Records:
------------------------
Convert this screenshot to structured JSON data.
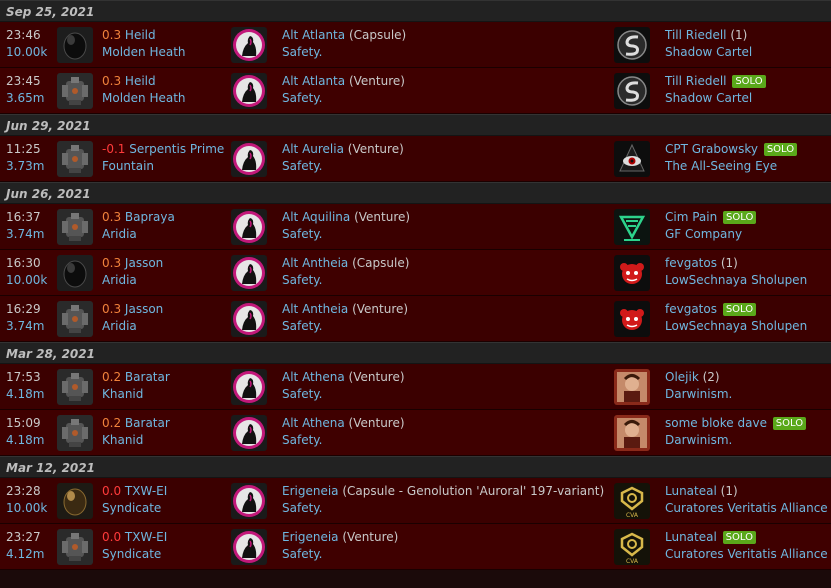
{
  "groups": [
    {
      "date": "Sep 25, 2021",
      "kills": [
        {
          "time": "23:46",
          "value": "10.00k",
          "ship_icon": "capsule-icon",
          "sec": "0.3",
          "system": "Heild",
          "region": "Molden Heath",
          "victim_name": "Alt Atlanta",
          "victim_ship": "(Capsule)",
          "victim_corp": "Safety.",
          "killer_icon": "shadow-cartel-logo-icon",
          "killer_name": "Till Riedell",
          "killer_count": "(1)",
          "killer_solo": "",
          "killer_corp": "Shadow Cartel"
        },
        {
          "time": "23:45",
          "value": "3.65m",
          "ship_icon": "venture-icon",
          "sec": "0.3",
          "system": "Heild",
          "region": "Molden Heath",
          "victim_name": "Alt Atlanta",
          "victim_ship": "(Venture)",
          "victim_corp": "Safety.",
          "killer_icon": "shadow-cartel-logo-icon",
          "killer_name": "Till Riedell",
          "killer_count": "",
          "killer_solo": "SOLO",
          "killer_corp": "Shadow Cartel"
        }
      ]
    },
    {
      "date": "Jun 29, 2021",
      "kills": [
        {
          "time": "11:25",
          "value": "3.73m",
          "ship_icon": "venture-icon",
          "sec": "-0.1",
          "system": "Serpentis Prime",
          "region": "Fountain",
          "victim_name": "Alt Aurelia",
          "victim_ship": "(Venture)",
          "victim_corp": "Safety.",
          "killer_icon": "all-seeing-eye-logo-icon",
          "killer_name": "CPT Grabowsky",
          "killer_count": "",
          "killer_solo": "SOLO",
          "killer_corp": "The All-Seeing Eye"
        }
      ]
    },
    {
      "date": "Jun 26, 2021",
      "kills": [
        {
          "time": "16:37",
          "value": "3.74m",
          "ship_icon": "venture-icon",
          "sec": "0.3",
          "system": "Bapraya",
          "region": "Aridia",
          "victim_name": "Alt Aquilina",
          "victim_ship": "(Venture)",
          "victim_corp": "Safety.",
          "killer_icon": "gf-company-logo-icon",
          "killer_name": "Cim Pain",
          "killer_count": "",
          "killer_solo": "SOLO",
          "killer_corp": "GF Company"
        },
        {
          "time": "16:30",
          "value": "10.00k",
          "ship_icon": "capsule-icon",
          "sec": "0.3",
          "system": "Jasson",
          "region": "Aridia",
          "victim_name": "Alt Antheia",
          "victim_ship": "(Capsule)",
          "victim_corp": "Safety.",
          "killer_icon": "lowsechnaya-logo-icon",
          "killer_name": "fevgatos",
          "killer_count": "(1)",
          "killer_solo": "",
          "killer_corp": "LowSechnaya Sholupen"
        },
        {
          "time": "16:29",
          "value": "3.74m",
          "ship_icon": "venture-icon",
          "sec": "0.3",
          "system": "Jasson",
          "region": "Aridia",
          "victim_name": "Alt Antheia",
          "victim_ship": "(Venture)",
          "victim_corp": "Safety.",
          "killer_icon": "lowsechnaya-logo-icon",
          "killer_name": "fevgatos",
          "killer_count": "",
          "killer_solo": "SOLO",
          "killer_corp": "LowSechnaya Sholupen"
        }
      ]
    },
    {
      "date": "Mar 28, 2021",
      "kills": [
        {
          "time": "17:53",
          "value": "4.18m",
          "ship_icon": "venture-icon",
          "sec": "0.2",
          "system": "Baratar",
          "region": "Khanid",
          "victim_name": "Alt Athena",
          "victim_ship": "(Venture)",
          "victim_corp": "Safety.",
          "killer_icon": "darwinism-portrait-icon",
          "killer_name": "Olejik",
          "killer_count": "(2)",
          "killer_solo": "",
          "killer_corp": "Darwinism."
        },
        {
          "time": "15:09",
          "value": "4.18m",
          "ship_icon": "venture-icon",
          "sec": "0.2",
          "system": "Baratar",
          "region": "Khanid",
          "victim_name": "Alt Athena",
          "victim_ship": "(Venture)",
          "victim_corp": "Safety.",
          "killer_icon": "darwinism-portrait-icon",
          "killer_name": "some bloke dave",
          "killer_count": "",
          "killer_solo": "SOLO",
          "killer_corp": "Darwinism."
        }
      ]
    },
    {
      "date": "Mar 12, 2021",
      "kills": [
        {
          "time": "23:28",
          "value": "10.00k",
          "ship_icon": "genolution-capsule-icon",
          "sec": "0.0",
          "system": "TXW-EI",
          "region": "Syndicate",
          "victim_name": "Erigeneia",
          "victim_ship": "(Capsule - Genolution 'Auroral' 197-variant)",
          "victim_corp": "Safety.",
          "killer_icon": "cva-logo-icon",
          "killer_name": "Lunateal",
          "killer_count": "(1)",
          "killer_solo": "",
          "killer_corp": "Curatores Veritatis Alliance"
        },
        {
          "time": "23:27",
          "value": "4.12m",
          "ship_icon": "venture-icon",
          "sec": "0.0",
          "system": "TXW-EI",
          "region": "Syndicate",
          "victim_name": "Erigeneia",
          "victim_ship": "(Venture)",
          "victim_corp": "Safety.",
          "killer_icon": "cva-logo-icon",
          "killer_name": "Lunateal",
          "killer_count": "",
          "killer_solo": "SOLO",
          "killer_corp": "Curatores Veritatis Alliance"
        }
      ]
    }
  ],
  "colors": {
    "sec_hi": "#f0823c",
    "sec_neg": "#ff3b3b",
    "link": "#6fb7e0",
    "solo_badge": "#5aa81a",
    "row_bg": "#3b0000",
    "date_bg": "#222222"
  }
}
------------------------
Work required:
Restate the full listing verbatim and drop every picture.

Final answer:
Convert this screenshot to structured JSON data.
{
  "groups": [
    {
      "date": "Sep 25, 2021",
      "kills": [
        {
          "time": "23:46",
          "value": "10.00k",
          "ship_icon": "capsule-icon",
          "sec": "0.3",
          "system": "Heild",
          "region": "Molden Heath",
          "victim_name": "Alt Atlanta",
          "victim_ship": "(Capsule)",
          "victim_corp": "Safety.",
          "killer_icon": "shadow-cartel-logo-icon",
          "killer_name": "Till Riedell",
          "killer_count": "(1)",
          "killer_solo": "",
          "killer_corp": "Shadow Cartel"
        },
        {
          "time": "23:45",
          "value": "3.65m",
          "ship_icon": "venture-icon",
          "sec": "0.3",
          "system": "Heild",
          "region": "Molden Heath",
          "victim_name": "Alt Atlanta",
          "victim_ship": "(Venture)",
          "victim_corp": "Safety.",
          "killer_icon": "shadow-cartel-logo-icon",
          "killer_name": "Till Riedell",
          "killer_count": "",
          "killer_solo": "SOLO",
          "killer_corp": "Shadow Cartel"
        }
      ]
    },
    {
      "date": "Jun 29, 2021",
      "kills": [
        {
          "time": "11:25",
          "value": "3.73m",
          "ship_icon": "venture-icon",
          "sec": "-0.1",
          "system": "Serpentis Prime",
          "region": "Fountain",
          "victim_name": "Alt Aurelia",
          "victim_ship": "(Venture)",
          "victim_corp": "Safety.",
          "killer_icon": "all-seeing-eye-logo-icon",
          "killer_name": "CPT Grabowsky",
          "killer_count": "",
          "killer_solo": "SOLO",
          "killer_corp": "The All-Seeing Eye"
        }
      ]
    },
    {
      "date": "Jun 26, 2021",
      "kills": [
        {
          "time": "16:37",
          "value": "3.74m",
          "ship_icon": "venture-icon",
          "sec": "0.3",
          "system": "Bapraya",
          "region": "Aridia",
          "victim_name": "Alt Aquilina",
          "victim_ship": "(Venture)",
          "victim_corp": "Safety.",
          "killer_icon": "gf-company-logo-icon",
          "killer_name": "Cim Pain",
          "killer_count": "",
          "killer_solo": "SOLO",
          "killer_corp": "GF Company"
        },
        {
          "time": "16:30",
          "value": "10.00k",
          "ship_icon": "capsule-icon",
          "sec": "0.3",
          "system": "Jasson",
          "region": "Aridia",
          "victim_name": "Alt Antheia",
          "victim_ship": "(Capsule)",
          "victim_corp": "Safety.",
          "killer_icon": "lowsechnaya-logo-icon",
          "killer_name": "fevgatos",
          "killer_count": "(1)",
          "killer_solo": "",
          "killer_corp": "LowSechnaya Sholupen"
        },
        {
          "time": "16:29",
          "value": "3.74m",
          "ship_icon": "venture-icon",
          "sec": "0.3",
          "system": "Jasson",
          "region": "Aridia",
          "victim_name": "Alt Antheia",
          "victim_ship": "(Venture)",
          "victim_corp": "Safety.",
          "killer_icon": "lowsechnaya-logo-icon",
          "killer_name": "fevgatos",
          "killer_count": "",
          "killer_solo": "SOLO",
          "killer_corp": "LowSechnaya Sholupen"
        }
      ]
    },
    {
      "date": "Mar 28, 2021",
      "kills": [
        {
          "time": "17:53",
          "value": "4.18m",
          "ship_icon": "venture-icon",
          "sec": "0.2",
          "system": "Baratar",
          "region": "Khanid",
          "victim_name": "Alt Athena",
          "victim_ship": "(Venture)",
          "victim_corp": "Safety.",
          "killer_icon": "darwinism-portrait-icon",
          "killer_name": "Olejik",
          "killer_count": "(2)",
          "killer_solo": "",
          "killer_corp": "Darwinism."
        },
        {
          "time": "15:09",
          "value": "4.18m",
          "ship_icon": "venture-icon",
          "sec": "0.2",
          "system": "Baratar",
          "region": "Khanid",
          "victim_name": "Alt Athena",
          "victim_ship": "(Venture)",
          "victim_corp": "Safety.",
          "killer_icon": "darwinism-portrait-icon",
          "killer_name": "some bloke dave",
          "killer_count": "",
          "killer_solo": "SOLO",
          "killer_corp": "Darwinism."
        }
      ]
    },
    {
      "date": "Mar 12, 2021",
      "kills": [
        {
          "time": "23:28",
          "value": "10.00k",
          "ship_icon": "genolution-capsule-icon",
          "sec": "0.0",
          "system": "TXW-EI",
          "region": "Syndicate",
          "victim_name": "Erigeneia",
          "victim_ship": "(Capsule - Genolution 'Auroral' 197-variant)",
          "victim_corp": "Safety.",
          "killer_icon": "cva-logo-icon",
          "killer_name": "Lunateal",
          "killer_count": "(1)",
          "killer_solo": "",
          "killer_corp": "Curatores Veritatis Alliance"
        },
        {
          "time": "23:27",
          "value": "4.12m",
          "ship_icon": "venture-icon",
          "sec": "0.0",
          "system": "TXW-EI",
          "region": "Syndicate",
          "victim_name": "Erigeneia",
          "victim_ship": "(Venture)",
          "victim_corp": "Safety.",
          "killer_icon": "cva-logo-icon",
          "killer_name": "Lunateal",
          "killer_count": "",
          "killer_solo": "SOLO",
          "killer_corp": "Curatores Veritatis Alliance"
        }
      ]
    }
  ],
  "colors": {
    "sec_hi": "#f0823c",
    "sec_neg": "#ff3b3b",
    "link": "#6fb7e0",
    "solo_badge": "#5aa81a",
    "row_bg": "#3b0000",
    "date_bg": "#222222"
  }
}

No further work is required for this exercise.